_Dataset content_

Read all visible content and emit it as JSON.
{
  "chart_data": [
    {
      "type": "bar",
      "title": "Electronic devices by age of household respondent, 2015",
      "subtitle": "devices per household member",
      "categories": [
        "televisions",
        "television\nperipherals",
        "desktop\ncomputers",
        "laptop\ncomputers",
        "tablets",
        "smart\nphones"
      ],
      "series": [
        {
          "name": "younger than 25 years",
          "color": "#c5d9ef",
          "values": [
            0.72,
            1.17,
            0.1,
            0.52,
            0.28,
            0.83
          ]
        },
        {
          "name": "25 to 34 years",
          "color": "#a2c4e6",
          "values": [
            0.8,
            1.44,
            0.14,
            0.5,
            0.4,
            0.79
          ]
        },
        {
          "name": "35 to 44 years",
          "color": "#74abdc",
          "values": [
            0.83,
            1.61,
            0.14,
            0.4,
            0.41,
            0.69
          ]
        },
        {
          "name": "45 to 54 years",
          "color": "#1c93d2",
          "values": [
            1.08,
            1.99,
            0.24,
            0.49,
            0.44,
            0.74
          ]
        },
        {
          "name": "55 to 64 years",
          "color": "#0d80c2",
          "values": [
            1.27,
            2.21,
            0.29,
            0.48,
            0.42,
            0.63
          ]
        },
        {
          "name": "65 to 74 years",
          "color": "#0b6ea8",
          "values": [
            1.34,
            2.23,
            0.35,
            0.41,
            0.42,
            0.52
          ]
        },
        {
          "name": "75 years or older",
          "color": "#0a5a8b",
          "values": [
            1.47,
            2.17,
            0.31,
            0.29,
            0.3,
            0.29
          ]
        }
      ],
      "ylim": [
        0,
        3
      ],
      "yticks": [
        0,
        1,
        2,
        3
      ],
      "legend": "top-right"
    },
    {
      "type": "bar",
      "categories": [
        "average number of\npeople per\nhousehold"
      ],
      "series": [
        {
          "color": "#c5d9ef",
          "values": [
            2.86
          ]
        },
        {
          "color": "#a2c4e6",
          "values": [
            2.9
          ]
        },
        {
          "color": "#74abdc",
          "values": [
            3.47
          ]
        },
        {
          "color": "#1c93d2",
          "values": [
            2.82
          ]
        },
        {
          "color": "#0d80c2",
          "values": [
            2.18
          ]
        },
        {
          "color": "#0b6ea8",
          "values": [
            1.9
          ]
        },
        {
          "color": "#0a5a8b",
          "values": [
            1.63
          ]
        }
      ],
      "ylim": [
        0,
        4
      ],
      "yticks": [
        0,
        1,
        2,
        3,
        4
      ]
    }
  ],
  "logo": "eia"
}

_Requirements_
Pull out all lines from the listing that contain the string "ncomputers".

_Expected answer_
        "desktop\ncomputers",
        "laptop\ncomputers",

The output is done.